## Given passage
Hospitals also are reaching out to online communities to engage them in the care process, including research. At the Mayo Clinic, an online community dealing with a rare heart disease, SCAD, brought in many volunteers for research studies through the community. A "Heart Valve Surgery Blog" visited the Cleveland Clinic as part of a nationwide tour to blog from the patient's perspective on valve treatment at major heart centers. These are just two examples of the kind of opportunities for providers to engage directly with online patient communities.
A relative newcomer to social media in health care is pharma. This was not on my radar two years ago but has emerged as a real, if not controversial, force. The lead blog in this space is "Dose of Digital" by Jonathan Richman.
The major controversy has been around how FDA views social media by pharma. After a long wait that left pharma companies in limbo, FDA published guidelines in December 2011. They are still are being interpreted because they do not explicitly lay out do's and don'ts for Facebook, Twitter and other social media.

## What to do
1 – List every health care institution or government agency named in the passage on social media in health care.
2 – Resume the passage on social media in health care, starting after its final sentence.

Page layout parsing data:
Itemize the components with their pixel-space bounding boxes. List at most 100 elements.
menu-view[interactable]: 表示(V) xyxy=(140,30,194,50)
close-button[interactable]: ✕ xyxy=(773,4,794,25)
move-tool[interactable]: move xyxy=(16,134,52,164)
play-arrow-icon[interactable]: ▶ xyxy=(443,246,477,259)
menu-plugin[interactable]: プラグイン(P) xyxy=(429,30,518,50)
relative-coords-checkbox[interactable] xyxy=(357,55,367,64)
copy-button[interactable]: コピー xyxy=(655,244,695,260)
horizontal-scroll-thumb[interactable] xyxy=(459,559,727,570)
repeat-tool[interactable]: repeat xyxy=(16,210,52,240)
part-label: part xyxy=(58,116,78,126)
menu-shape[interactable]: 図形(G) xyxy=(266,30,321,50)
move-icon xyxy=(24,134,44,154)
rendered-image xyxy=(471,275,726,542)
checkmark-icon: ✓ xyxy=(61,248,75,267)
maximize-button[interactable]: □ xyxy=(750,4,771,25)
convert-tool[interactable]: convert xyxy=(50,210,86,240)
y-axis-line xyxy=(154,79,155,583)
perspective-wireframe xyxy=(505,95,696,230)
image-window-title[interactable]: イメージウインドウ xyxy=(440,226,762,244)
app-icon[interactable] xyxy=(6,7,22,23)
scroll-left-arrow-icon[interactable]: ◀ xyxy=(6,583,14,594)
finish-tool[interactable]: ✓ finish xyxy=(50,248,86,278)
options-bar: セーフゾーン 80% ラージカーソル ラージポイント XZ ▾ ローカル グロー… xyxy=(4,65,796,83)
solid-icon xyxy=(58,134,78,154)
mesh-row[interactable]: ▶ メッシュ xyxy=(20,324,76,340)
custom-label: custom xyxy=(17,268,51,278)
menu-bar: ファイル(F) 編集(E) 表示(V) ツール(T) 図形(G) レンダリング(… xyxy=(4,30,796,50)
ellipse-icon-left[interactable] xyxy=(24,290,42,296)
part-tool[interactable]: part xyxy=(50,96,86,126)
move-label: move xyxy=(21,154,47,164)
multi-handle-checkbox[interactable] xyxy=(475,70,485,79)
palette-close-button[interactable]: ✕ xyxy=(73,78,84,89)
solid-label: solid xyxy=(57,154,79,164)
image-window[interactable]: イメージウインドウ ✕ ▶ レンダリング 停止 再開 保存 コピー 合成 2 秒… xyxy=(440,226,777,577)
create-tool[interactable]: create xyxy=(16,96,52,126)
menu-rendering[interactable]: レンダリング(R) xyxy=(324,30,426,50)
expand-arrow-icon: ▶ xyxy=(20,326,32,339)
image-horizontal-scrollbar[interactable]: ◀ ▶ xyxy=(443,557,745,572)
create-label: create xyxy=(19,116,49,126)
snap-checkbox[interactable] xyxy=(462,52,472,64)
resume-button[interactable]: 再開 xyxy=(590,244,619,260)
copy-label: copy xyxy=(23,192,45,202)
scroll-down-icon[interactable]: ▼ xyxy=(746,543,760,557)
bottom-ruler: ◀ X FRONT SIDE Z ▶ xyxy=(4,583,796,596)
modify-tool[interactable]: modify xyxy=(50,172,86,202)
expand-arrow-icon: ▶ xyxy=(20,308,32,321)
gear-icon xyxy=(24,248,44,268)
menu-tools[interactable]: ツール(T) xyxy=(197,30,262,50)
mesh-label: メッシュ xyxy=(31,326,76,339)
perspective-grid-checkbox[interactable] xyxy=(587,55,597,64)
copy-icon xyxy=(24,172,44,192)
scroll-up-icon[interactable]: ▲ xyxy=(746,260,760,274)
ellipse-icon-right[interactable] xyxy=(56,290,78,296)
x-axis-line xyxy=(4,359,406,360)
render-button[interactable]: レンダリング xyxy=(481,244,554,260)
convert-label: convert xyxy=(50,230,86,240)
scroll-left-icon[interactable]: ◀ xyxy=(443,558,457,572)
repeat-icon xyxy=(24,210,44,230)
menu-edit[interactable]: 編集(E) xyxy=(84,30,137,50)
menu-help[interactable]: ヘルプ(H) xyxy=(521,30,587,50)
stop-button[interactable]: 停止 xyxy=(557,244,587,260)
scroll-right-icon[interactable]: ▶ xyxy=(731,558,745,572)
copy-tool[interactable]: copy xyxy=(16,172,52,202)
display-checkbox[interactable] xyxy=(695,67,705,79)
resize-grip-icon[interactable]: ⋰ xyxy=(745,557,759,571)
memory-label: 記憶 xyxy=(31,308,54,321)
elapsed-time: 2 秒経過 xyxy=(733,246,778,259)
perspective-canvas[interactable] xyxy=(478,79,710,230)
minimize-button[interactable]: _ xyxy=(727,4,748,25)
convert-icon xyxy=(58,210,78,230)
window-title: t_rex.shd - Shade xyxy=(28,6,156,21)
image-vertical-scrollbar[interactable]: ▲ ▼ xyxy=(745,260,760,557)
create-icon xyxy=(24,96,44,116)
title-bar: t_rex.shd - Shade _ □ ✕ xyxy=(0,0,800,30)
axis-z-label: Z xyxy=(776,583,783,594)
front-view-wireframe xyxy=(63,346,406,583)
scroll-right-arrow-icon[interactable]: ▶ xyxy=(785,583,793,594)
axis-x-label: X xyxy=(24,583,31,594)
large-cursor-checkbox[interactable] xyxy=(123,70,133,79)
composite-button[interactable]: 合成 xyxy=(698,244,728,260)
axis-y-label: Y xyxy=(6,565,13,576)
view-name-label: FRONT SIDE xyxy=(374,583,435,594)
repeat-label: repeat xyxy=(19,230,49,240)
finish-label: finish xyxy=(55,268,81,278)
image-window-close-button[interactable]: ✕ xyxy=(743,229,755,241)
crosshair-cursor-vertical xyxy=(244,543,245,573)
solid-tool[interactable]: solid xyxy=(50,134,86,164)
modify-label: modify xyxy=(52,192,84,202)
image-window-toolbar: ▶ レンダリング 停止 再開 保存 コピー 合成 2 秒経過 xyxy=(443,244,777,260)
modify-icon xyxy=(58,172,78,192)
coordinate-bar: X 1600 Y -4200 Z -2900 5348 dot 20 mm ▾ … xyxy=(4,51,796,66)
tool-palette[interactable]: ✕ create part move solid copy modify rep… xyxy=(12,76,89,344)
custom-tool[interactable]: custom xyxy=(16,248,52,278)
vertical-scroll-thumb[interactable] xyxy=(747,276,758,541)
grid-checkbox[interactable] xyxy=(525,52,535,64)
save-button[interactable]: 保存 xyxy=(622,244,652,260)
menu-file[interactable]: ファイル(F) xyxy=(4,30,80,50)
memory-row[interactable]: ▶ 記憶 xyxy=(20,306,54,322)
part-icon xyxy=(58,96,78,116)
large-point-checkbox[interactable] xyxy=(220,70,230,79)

## Responses by item number
1 – Mayo Clinic, Cleveland Clinic, FDA

2 –
Personal Health Records and Mobile
Two years ago, I talked about personal health records and how some patient communities, in encouraging members to record and share the details of their treatment, had become PHRs. Meanwhile, Google Health closed its doors and Microsoft HealthVault continues to plug along. The hope for a tethered PHR (one connected to an EHR) to connect to an online community only now is being demonstrated in the Netherlands by MyZorgNet (My Health Network). Also, Practice Fusion's EHR system is using "social media-style messaging" for physician-to-physician communication.
I also discussed mobile devices two years ago, but did so in limited terms, looking forward to smartphones replacing standalone monitoring devices, which is happening now. What I did not predict was the explosion of mobile applications, including social media apps becoming the primary method for most users to communicate via social media. As smartphones have become pervasive, so have health apps that often have a social media component, whether that is the ability for a scale to post your weight to Twitter or the ability to transmit a diabetic blood sugar reading to a community. The Quantified Self movement, which is focused on this app-based monitoring, was just briefly mentioned two years ago, but it now has expanded to 60 groups around the world and 400 tools.
The Next Two Years
My predictions for the next two years are that mobile apps will enable connections between health care providers and patients in unique ways provided the legal barriers HIPAA imposes can be overcome. Hospitals and providers will make social media a key part of patient engagement to improve care and boost clinical trial recruitment.
Health monitoring through smartphones will become common for those interested in maintaining their health and managing chronic conditions to the point that self-monitoring data will become a routine part of medical appointments.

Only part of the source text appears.